>> begin DATA PROVIDED

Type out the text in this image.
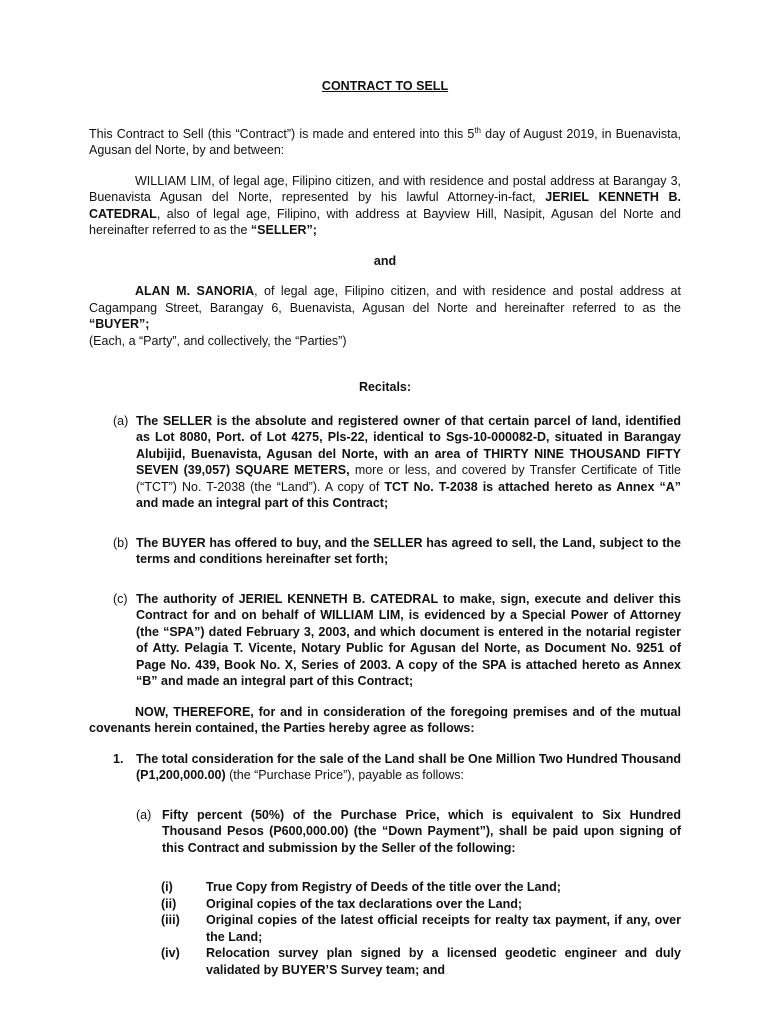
CONTRACT TO SELL

This Contract to Sell (this “Contract”) is made and entered into this 5th day of August 2019, in Buenavista, Agusan del Norte, by and between:

WILLIAM LIM, of legal age, Filipino citizen, and with residence and postal address at Barangay 3, Buenavista Agusan del Norte, represented by his lawful Attorney-in-fact, JERIEL KENNETH B. CATEDRAL, also of legal age, Filipino, with address at Bayview Hill, Nasipit, Agusan del Norte and hereinafter referred to as the “SELLER”;

and

ALAN M. SANORIA, of legal age, Filipino citizen, and with residence and postal address at Cagampang Street, Barangay 6, Buenavista, Agusan del Norte and hereinafter referred to as the “BUYER”;

(Each, a “Party”, and collectively, the “Parties”)

Recitals:

(a) The SELLER is the absolute and registered owner of that certain parcel of land, identified as Lot 8080, Port. of Lot 4275, Pls-22, identical to Sgs-10-000082-D, situated in Barangay Alubijid, Buenavista, Agusan del Norte, with an area of THIRTY NINE THOUSAND FIFTY SEVEN (39,057) SQUARE METERS, more or less, and covered by Transfer Certificate of Title (“TCT”) No. T-2038 (the “Land”). A copy of TCT No. T-2038 is attached hereto as Annex “A” and made an integral part of this Contract;
(b) The BUYER has offered to buy, and the SELLER has agreed to sell, the Land, subject to the terms and conditions hereinafter set forth;
(c) The authority of JERIEL KENNETH B. CATEDRAL to make, sign, execute and deliver this Contract for and on behalf of WILLIAM LIM, is evidenced by a Special Power of Attorney (the “SPA”) dated February 3, 2003, and which document is entered in the notarial register of Atty. Pelagia T. Vicente, Notary Public for Agusan del Norte, as Document No. 9251 of Page No. 439, Book No. X, Series of 2003. A copy of the SPA is attached hereto as Annex “B” and made an integral part of this Contract;

NOW, THEREFORE, for and in consideration of the foregoing premises and of the mutual covenants herein contained, the Parties hereby agree as follows:

1.	The total consideration for the sale of the Land shall be One Million Two Hundred Thousand (P1,200,000.00) (the “Purchase Price”), payable as follows:
(a) Fifty percent (50%) of the Purchase Price, which is equivalent to Six Hundred Thousand Pesos (P600,000.00) (the “Down Payment”), shall be paid upon signing of this Contract and submission by the Seller of the following:
(i)	True Copy from Registry of Deeds of the title over the Land;
(ii)	Original copies of the tax declarations over the Land;
(iii)	Original copies of the latest official receipts for realty tax payment, if any, over the Land;
(iv)	Relocation survey plan signed by a licensed geodetic engineer and duly validated by BUYER’S Survey team; and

>> end DATA PROVIDED

▸ TASK GOAL
From the entries above, copy out every line where the string "entered" appears.

▸ RESPONSE
This Contract to Sell (this “Contract”) is made and entered into this 5th day of August 2019, in Buenavista, Agusan del Norte, by and between:
(c) The authority of JERIEL KENNETH B. CATEDRAL to make, sign, execute and deliver this Contract for and on behalf of WILLIAM LIM, is evidenced by a Special Power of Attorney (the “SPA”) dated February 3, 2003, and which document is entered in the notarial register of Atty. Pelagia T. Vicente, Notary Public for Agusan del Norte, as Document No. 9251 of Page No. 439, Book No. X, Series of 2003. A copy of the SPA is attached hereto as Annex “B” and made an integral part of this Contract;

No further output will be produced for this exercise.